WHAT YOU ARE ASKED TO DO → Below is a listing; reproduce each line of it exactly.

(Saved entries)

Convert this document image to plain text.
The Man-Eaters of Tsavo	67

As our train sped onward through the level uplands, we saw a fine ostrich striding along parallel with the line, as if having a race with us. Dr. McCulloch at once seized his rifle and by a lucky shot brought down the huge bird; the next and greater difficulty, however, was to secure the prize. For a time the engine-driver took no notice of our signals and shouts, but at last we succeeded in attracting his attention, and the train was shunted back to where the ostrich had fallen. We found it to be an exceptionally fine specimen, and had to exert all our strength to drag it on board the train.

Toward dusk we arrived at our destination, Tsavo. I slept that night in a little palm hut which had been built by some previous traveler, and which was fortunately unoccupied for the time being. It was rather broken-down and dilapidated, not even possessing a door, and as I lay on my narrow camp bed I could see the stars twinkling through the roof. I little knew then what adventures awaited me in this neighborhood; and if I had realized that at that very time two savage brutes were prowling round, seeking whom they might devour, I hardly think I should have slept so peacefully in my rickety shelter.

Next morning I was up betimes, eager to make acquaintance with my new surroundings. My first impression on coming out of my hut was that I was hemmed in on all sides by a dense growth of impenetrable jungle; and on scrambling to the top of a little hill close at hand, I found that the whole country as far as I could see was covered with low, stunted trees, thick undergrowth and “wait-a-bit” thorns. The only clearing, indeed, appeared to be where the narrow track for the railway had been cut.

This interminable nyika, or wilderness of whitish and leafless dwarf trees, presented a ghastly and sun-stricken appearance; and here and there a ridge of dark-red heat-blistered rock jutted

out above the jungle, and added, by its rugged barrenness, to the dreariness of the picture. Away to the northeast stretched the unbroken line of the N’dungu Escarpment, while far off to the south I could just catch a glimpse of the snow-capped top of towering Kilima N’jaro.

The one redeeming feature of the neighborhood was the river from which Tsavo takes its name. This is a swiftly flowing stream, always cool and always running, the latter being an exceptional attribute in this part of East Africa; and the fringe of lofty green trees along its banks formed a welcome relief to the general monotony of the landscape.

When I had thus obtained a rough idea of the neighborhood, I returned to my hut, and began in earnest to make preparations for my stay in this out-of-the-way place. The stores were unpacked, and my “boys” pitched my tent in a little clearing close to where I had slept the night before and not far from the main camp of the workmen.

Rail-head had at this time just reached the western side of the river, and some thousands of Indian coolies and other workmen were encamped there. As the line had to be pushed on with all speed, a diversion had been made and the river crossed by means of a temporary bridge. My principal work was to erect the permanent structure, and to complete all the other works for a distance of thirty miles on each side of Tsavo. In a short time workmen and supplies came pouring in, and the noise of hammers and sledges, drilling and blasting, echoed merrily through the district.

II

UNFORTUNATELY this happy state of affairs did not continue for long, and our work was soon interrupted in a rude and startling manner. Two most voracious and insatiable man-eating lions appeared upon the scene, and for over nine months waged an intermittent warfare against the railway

SOLUTION FOR THIS EXERCISE →
Convert this document image to plain text.
The Man-Eaters of Tsavo	67

As our train sped onward through the level uplands, we saw a fine ostrich striding along parallel with the line, as if having a race with us. Dr. McCulloch at once seized his rifle and by a lucky shot brought down the huge bird; the next and greater difficulty, however, was to secure the prize. For a time the engine-driver took no notice of our signals and shouts, but at last we succeeded in attracting his attention, and the train was shunted back to where the ostrich had fallen. We found it to be an exceptionally fine specimen, and had to exert all our strength to drag it on board the train.

Toward dusk we arrived at our destination, Tsavo. I slept that night in a little palm hut which had been built by some previous traveler, and which was fortunately unoccupied for the time being. It was rather broken-down and dilapidated, not even possessing a door, and as I lay on my narrow camp bed I could see the stars twinkling through the roof. I little knew then what adventures awaited me in this neighborhood; and if I had realized that at that very time two savage brutes were prowling round, seeking whom they might devour, I hardly think I should have slept so peacefully in my rickety shelter.

Next morning I was up betimes, eager to make acquaintance with my new surroundings. My first impression on coming out of my hut was that I was hemmed in on all sides by a dense growth of impenetrable jungle; and on scrambling to the top of a little hill close at hand, I found that the whole country as far as I could see was covered with low, stunted trees, thick undergrowth and “wait-a-bit” thorns. The only clearing, indeed, appeared to be where the narrow track for the railway had been cut.

This interminable nyika, or wilderness of whitish and leafless dwarf trees, presented a ghastly and sun-stricken appearance; and here and there a ridge of dark-red heat-blistered rock jutted

out above the jungle, and added, by its rugged barrenness, to the dreariness of the picture. Away to the northeast stretched the unbroken line of the N’dungu Escarpment, while far off to the south I could just catch a glimpse of the snow-capped top of towering Kilima N’jaro.

The one redeeming feature of the neighborhood was the river from which Tsavo takes its name. This is a swiftly flowing stream, always cool and always running, the latter being an exceptional attribute in this part of East Africa; and the fringe of lofty green trees along its banks formed a welcome relief to the general monotony of the landscape.

When I had thus obtained a rough idea of the neighborhood, I returned to my hut, and began in earnest to make preparations for my stay in this out-of-the-way place. The stores were unpacked, and my “boys” pitched my tent in a little clearing close to where I had slept the night before and not far from the main camp of the workmen.

Rail-head had at this time just reached the western side of the river, and some thousands of Indian coolies and other workmen were encamped there. As the line had to be pushed on with all speed, a diversion had been made and the river crossed by means of a temporary bridge. My principal work was to erect the permanent structure, and to complete all the other works for a distance of thirty miles on each side of Tsavo. In a short time workmen and supplies came pouring in, and the noise of hammers and sledges, drilling and blasting, echoed merrily through the district.

II

UNFORTUNATELY this happy state of affairs did not continue for long, and our work was soon interrupted in a rude and startling manner. Two most voracious and insatiable man-eating lions appeared upon the scene, and for over nine months waged an intermittent warfare against the railway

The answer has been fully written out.